YOUR INSTRUCTIONS:
Put the lines below into a JSON list of strings, one string per line, with blank lines left out. Leave the pictures out.

— Begin DATASET ROWS —

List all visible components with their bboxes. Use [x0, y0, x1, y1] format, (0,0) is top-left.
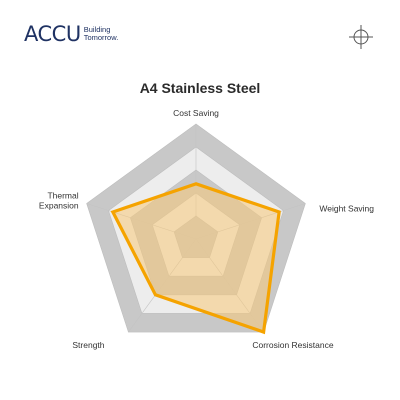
brand-tagline: Building Tomorrow. — [84, 26, 119, 42]
brand-name: ACCU — [24, 22, 81, 46]
axis-label-cost-saving: Cost Saving — [173, 108, 219, 118]
axis-label-weight-saving: Weight Saving — [319, 203, 374, 213]
axis-label-thermal-expansion: Thermal Expansion — [39, 190, 79, 210]
target-crosshair-icon — [349, 25, 373, 49]
axis-labels: Cost Saving Weight Saving Corrosion Resist… — [39, 108, 374, 350]
axis-label-corrosion-resistance: Corrosion Resistance — [252, 340, 334, 350]
brand-tagline-line-1: Building — [83, 25, 111, 34]
chart-title: A4 Stainless Steel — [139, 80, 261, 96]
brand-tagline-line-2: Tomorrow. — [83, 33, 119, 42]
series-polygon — [110, 182, 281, 335]
brand-logo: ACCU Building Tomorrow. — [24, 22, 118, 46]
axis-label-strength: Strength — [72, 340, 104, 350]
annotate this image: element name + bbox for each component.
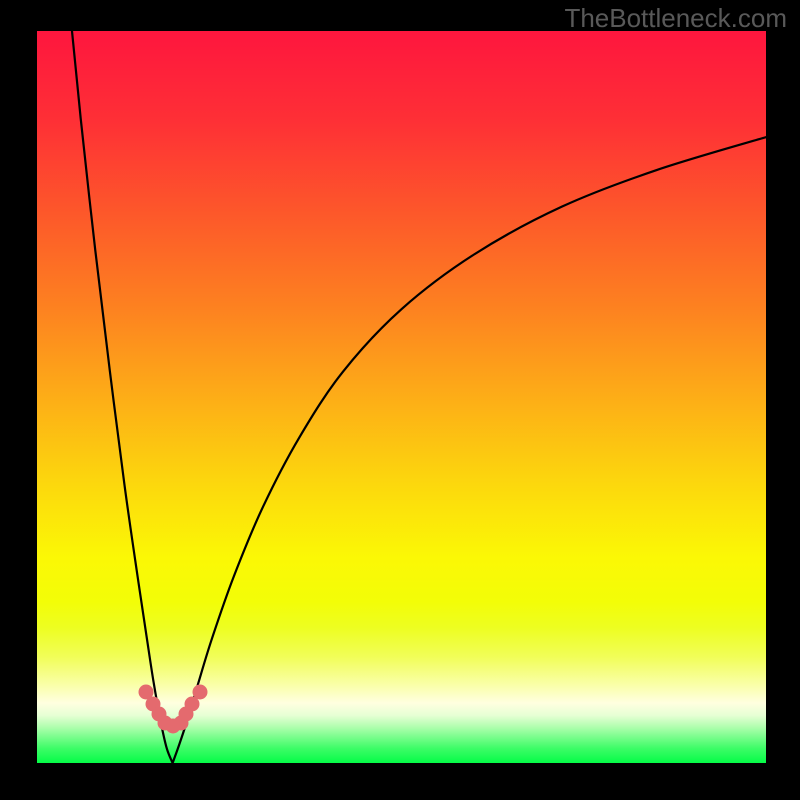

— End DATASET ROWS —

WRITTEN RESPONSE:
[
  "List all visible components with their bboxes. Use [x0, y0, x1, y1] format, (0,0) is top-left.",
  "brand-tagline: Building Tomorrow. — [84, 26, 119, 42]",
  "brand-name: ACCU — [24, 22, 81, 46]",
  "axis-label-cost-saving: Cost Saving — [173, 108, 219, 118]",
  "axis-label-weight-saving: Weight Saving — [319, 203, 374, 213]",
  "axis-label-thermal-expansion: Thermal Expansion — [39, 190, 79, 210]",
  "target-crosshair-icon — [349, 25, 373, 49]",
  "axis-labels: Cost Saving Weight Saving Corrosion Resist… — [39, 108, 374, 350]",
  "axis-label-corrosion-resistance: Corrosion Resistance — [252, 340, 334, 350]",
  "brand-tagline-line-1: Building — [83, 25, 111, 34]",
  "chart-title: A4 Stainless Steel — [139, 80, 261, 96]",
  "brand-tagline-line-2: Tomorrow. — [83, 33, 119, 42]",
  "series-polygon — [110, 182, 281, 335]",
  "brand-logo: ACCU Building Tomorrow. — [24, 22, 118, 46]",
  "axis-label-strength: Strength — [72, 340, 104, 350]",
  "annotate this image: element name + bbox for each component."
]